Lines of data
>> start

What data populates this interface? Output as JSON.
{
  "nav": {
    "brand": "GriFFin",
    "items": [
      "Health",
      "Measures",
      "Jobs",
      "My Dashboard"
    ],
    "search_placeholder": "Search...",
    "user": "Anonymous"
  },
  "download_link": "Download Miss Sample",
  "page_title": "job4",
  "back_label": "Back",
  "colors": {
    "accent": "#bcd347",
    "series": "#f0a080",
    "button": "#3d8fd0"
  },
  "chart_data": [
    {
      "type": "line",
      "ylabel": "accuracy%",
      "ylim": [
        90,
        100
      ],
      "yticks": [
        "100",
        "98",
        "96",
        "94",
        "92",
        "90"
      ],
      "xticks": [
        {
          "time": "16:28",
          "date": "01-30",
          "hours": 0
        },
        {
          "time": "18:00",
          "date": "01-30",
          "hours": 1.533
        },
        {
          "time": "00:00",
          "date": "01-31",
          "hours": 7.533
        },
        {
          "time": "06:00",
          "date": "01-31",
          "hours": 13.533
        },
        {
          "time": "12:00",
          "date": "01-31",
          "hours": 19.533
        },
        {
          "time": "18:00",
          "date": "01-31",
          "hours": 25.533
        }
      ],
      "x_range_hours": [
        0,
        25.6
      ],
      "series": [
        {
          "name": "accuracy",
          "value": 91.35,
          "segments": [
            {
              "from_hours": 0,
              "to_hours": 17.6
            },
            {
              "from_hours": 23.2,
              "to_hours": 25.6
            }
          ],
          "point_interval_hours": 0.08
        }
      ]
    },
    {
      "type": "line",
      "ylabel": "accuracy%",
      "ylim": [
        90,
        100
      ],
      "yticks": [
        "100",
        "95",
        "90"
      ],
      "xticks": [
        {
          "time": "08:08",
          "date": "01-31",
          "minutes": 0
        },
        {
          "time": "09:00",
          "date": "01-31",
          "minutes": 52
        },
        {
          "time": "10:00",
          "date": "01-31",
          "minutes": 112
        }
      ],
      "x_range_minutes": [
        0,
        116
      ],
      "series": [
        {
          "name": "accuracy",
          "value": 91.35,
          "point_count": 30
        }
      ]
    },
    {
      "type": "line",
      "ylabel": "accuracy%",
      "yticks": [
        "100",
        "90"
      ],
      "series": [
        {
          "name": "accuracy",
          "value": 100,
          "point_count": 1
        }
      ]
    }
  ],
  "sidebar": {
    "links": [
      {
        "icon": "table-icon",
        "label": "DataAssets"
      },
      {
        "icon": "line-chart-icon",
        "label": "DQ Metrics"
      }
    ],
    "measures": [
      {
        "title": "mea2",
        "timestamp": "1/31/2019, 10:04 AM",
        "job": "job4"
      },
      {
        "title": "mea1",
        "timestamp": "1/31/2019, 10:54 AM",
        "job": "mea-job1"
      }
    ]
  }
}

>> end

__EXERCISE PROMPT__: Word for word, restate all of the data shown above.

__COMPLETED EXERCISE__:
What data populates this interface? Output as JSON.
{
  "nav": {
    "brand": "GriFFin",
    "items": [
      "Health",
      "Measures",
      "Jobs",
      "My Dashboard"
    ],
    "search_placeholder": "Search...",
    "user": "Anonymous"
  },
  "download_link": "Download Miss Sample",
  "page_title": "job4",
  "back_label": "Back",
  "colors": {
    "accent": "#bcd347",
    "series": "#f0a080",
    "button": "#3d8fd0"
  },
  "chart_data": [
    {
      "type": "line",
      "ylabel": "accuracy%",
      "ylim": [
        90,
        100
      ],
      "yticks": [
        "100",
        "98",
        "96",
        "94",
        "92",
        "90"
      ],
      "xticks": [
        {
          "time": "16:28",
          "date": "01-30",
          "hours": 0
        },
        {
          "time": "18:00",
          "date": "01-30",
          "hours": 1.533
        },
        {
          "time": "00:00",
          "date": "01-31",
          "hours": 7.533
        },
        {
          "time": "06:00",
          "date": "01-31",
          "hours": 13.533
        },
        {
          "time": "12:00",
          "date": "01-31",
          "hours": 19.533
        },
        {
          "time": "18:00",
          "date": "01-31",
          "hours": 25.533
        }
      ],
      "x_range_hours": [
        0,
        25.6
      ],
      "series": [
        {
          "name": "accuracy",
          "value": 91.35,
          "segments": [
            {
              "from_hours": 0,
              "to_hours": 17.6
            },
            {
              "from_hours": 23.2,
              "to_hours": 25.6
            }
          ],
          "point_interval_hours": 0.08
        }
      ]
    },
    {
      "type": "line",
      "ylabel": "accuracy%",
      "ylim": [
        90,
        100
      ],
      "yticks": [
        "100",
        "95",
        "90"
      ],
      "xticks": [
        {
          "time": "08:08",
          "date": "01-31",
          "minutes": 0
        },
        {
          "time": "09:00",
          "date": "01-31",
          "minutes": 52
        },
        {
          "time": "10:00",
          "date": "01-31",
          "minutes": 112
        }
      ],
      "x_range_minutes": [
        0,
        116
      ],
      "series": [
        {
          "name": "accuracy",
          "value": 91.35,
          "point_count": 30
        }
      ]
    },
    {
      "type": "line",
      "ylabel": "accuracy%",
      "yticks": [
        "100",
        "90"
      ],
      "series": [
        {
          "name": "accuracy",
          "value": 100,
          "point_count": 1
        }
      ]
    }
  ],
  "sidebar": {
    "links": [
      {
        "icon": "table-icon",
        "label": "DataAssets"
      },
      {
        "icon": "line-chart-icon",
        "label": "DQ Metrics"
      }
    ],
    "measures": [
      {
        "title": "mea2",
        "timestamp": "1/31/2019, 10:04 AM",
        "job": "job4"
      },
      {
        "title": "mea1",
        "timestamp": "1/31/2019, 10:54 AM",
        "job": "mea-job1"
      }
    ]
  }
}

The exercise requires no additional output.